Tasks to complete:
a) In the article on Google and India’s AI market, rewrite the part that opens with the words containing "Google is steadily" and closes with "country’s AI future.", substituting "large technology companies" for "tech giants".
b) According to the article on Google and India’s AI market, are these statements true? Answer yes or no for each, quoting the words that decide it. (i) Project Vaani began in December 2022. (ii) Indian languages make up more than 10 percent of open internet data. (iii) IndicGenBench evaluates AI performance across 29 Indian languages.

+++ Excerpt to read

How is Google positioning itself to capture India’s Ai market?

How is Google positioning itself to capture India’s Ai market?

Synopsis: Google is targeting India’s AI market by addressing the language gap, where only about 10% of the population speaks English, by building Gemini to support 29 Indian languages. With nearly 850 million active smartphones, this regional language focus helps Google reach users beyond cities and drive AI adoption in sectors like agriculture and healthcare.

Google is steadily strengthening its presence in India’s rapidly growing artificial intelligence (AI) market, aiming to tap into one of the largest and most diverse technology landscapes in the world.

With millions of new internet users coming online every year, a vast multilingual population, and an increasing demand for AI-driven products and services, India presents a unique opportunity for tech giants. Google is strategically adapting its AI offerings to meet local needs, from improving language support to tailoring services for Indian businesses and consumers, signaling its intent to become a major player in shaping the country’s AI future.

India’s Language Gap in AI

As artificial intelligence expands beyond English-speaking users, India has become a critical market for Big Tech companies. However, only about 10 percent of India’s population speaks English, while Indian languages make up less than 1 percent of open internet data. This creates a major gap for AI systems that are largely trained on English content. With seven of India’s top languages spoken by at least 50 million people, Google focuses on addressing this gap by building AI that can understand and operate in India’s regional languages.

India as a Global AI Testbed

AI models developed in India are not limited to the domestic market. Google has already exported agriculture-focused AI applications built in India to other parts of Asia and is expanding them into Africa. Google’s linguistic depth enables these models to adapt easily to other multilingual regions, demonstrating India’s role as both a market and a development base for global AI.

AI adoption is supported by India’s nearly 850 million active smartphones, according to IDC India. High smartphone penetration combined with regional-language AI enables Google to reach users far beyond English-speaking urban centers, targeting mass adoption in semi-urban and rural areas.

Building the Indic AI Ecosystem

Google’s work on Indic AI began with Project Vaani in December 2022, an open-source initiative to collect publicly accessible language datasets. This was followed by the launch of IndicGenBench, a benchmark to evaluate AI performance across 29 Indian languages. Google has also partnered with Bhashini, an initiative under India’s Ministry of Electronics and IT, and IISc Bengaluru to further fine-tune these models.

++++++
+++ Data extracts

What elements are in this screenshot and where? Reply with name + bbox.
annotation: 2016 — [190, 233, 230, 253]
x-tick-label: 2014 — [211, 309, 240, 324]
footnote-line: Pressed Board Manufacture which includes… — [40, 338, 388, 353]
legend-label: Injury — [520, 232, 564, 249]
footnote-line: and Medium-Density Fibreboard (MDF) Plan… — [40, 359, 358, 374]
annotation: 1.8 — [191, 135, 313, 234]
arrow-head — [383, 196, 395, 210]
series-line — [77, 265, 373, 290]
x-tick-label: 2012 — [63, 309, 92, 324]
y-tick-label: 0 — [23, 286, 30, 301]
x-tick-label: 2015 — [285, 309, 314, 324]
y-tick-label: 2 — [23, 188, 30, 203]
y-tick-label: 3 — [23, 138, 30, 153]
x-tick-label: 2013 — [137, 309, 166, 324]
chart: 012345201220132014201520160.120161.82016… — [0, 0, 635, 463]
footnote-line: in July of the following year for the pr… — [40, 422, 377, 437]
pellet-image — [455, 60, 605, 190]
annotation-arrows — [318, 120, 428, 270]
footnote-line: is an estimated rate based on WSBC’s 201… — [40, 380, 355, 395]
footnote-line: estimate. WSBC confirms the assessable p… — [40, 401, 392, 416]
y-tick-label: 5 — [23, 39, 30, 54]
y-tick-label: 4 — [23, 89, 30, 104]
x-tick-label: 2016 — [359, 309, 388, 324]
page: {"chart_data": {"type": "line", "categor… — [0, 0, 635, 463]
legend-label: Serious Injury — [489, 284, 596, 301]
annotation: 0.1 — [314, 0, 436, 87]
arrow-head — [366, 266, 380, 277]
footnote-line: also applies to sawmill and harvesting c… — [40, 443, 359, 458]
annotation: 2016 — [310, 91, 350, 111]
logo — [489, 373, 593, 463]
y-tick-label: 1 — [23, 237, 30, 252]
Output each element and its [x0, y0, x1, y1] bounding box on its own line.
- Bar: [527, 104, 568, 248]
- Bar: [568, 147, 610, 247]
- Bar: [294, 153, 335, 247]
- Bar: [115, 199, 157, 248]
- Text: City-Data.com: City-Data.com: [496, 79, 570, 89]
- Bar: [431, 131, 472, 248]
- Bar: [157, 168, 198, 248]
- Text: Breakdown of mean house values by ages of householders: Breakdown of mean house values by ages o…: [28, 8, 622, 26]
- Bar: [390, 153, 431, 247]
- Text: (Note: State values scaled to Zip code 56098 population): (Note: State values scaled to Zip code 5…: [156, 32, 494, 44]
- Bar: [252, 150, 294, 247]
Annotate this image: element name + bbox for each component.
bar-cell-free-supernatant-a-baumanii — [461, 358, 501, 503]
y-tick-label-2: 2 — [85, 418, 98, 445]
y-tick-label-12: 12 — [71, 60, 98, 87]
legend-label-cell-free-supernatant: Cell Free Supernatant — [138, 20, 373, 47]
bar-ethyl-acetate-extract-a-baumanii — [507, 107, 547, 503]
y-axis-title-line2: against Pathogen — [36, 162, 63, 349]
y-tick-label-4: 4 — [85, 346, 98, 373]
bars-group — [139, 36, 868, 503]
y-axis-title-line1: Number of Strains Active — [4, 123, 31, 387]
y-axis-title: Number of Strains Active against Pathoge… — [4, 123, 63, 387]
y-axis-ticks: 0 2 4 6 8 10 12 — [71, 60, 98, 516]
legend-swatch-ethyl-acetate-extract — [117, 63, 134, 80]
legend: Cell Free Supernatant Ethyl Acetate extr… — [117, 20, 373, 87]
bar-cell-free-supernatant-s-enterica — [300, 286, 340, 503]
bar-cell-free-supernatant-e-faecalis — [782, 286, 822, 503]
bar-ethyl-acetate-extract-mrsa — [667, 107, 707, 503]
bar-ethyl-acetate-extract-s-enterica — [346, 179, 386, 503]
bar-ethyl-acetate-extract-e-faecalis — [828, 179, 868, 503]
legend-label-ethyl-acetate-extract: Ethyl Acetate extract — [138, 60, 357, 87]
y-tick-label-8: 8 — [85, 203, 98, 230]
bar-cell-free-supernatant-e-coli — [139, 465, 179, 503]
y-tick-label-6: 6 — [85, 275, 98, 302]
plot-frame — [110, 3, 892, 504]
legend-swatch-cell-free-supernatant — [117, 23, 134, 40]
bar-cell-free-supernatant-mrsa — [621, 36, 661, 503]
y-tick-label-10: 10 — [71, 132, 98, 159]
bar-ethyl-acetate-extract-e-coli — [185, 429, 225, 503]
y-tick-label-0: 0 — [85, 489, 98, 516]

++++++

Response list:
a)
Google is steadily strengthening its presence in India’s rapidly growing artificial intelligence (AI) market, aiming to tap into one of the largest and most diverse technology landscapes in the world.

With millions of new internet users coming online every year, a vast multilingual population, and an increasing demand for AI-driven products and services, India presents a unique opportunity for large technology companies. Google is strategically adapting its AI offerings to meet local needs, from improving language support to tailoring services for Indian businesses and consumers, signaling its intent to become a major player in shaping the country’s AI future.

b)
(i) Yes: "Google’s work on Indic AI began with Project Vaani in December 2022."
(ii) No: "Indian languages make up less than 1 percent of open internet data."
(iii) Yes: "IndicGenBench, a benchmark to evaluate AI performance across 29 Indian languages."